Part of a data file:
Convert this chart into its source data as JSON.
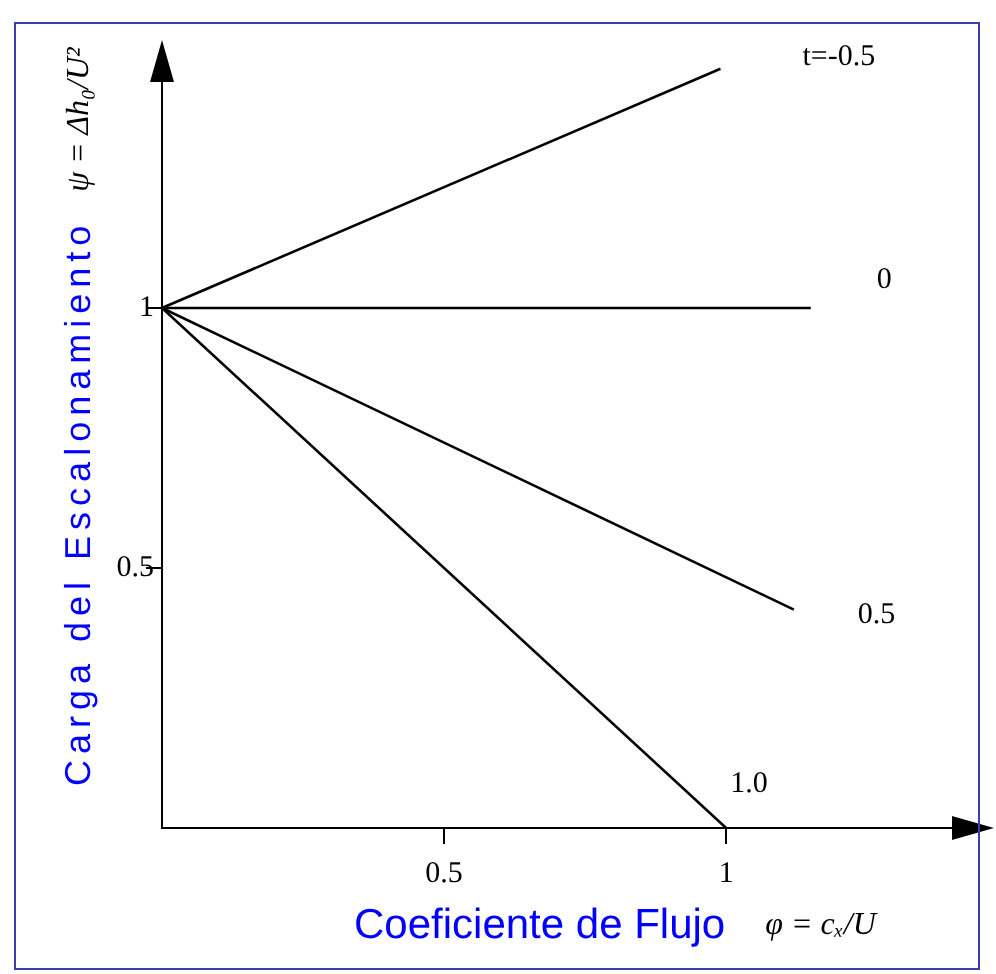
{
  "chart_data": {
    "type": "line",
    "xlabel": "Coeficiente de Flujo",
    "ylabel": "Carga del Escalonamiento",
    "annotations": [
      "ψ = Δh₀/U²",
      "φ = cₓ/U"
    ],
    "series": [
      {
        "name": "t=-0.5",
        "color": "#000000",
        "x": [
          0,
          0.99
        ],
        "values": [
          1,
          1.46
        ]
      },
      {
        "name": "0",
        "color": "#000000",
        "x": [
          0,
          1.15
        ],
        "values": [
          1,
          1
        ]
      },
      {
        "name": "0.5",
        "color": "#000000",
        "x": [
          0,
          1.12
        ],
        "values": [
          1,
          0.42
        ]
      },
      {
        "name": "1.0",
        "color": "#000000",
        "x": [
          0,
          1
        ],
        "values": [
          1,
          0
        ]
      }
    ],
    "xlim": [
      0,
      1.45
    ],
    "ylim": [
      0,
      1.5
    ],
    "xticks": [
      0.5,
      1
    ],
    "yticks": [
      0.5,
      1
    ],
    "marker": "none"
  }
}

What is required >>
Omit the images and transcribe all of the records above word for word.

Solved problem >>
Convert this chart into its source data as JSON.
{
  "chart_data": {
    "type": "line",
    "xlabel": "Coeficiente de Flujo",
    "ylabel": "Carga del Escalonamiento",
    "annotations": [
      "ψ = Δh₀/U²",
      "φ = cₓ/U"
    ],
    "series": [
      {
        "name": "t=-0.5",
        "color": "#000000",
        "x": [
          0,
          0.99
        ],
        "values": [
          1,
          1.46
        ]
      },
      {
        "name": "0",
        "color": "#000000",
        "x": [
          0,
          1.15
        ],
        "values": [
          1,
          1
        ]
      },
      {
        "name": "0.5",
        "color": "#000000",
        "x": [
          0,
          1.12
        ],
        "values": [
          1,
          0.42
        ]
      },
      {
        "name": "1.0",
        "color": "#000000",
        "x": [
          0,
          1
        ],
        "values": [
          1,
          0
        ]
      }
    ],
    "xlim": [
      0,
      1.45
    ],
    "ylim": [
      0,
      1.5
    ],
    "xticks": [
      0.5,
      1
    ],
    "yticks": [
      0.5,
      1
    ],
    "marker": "none"
  }
}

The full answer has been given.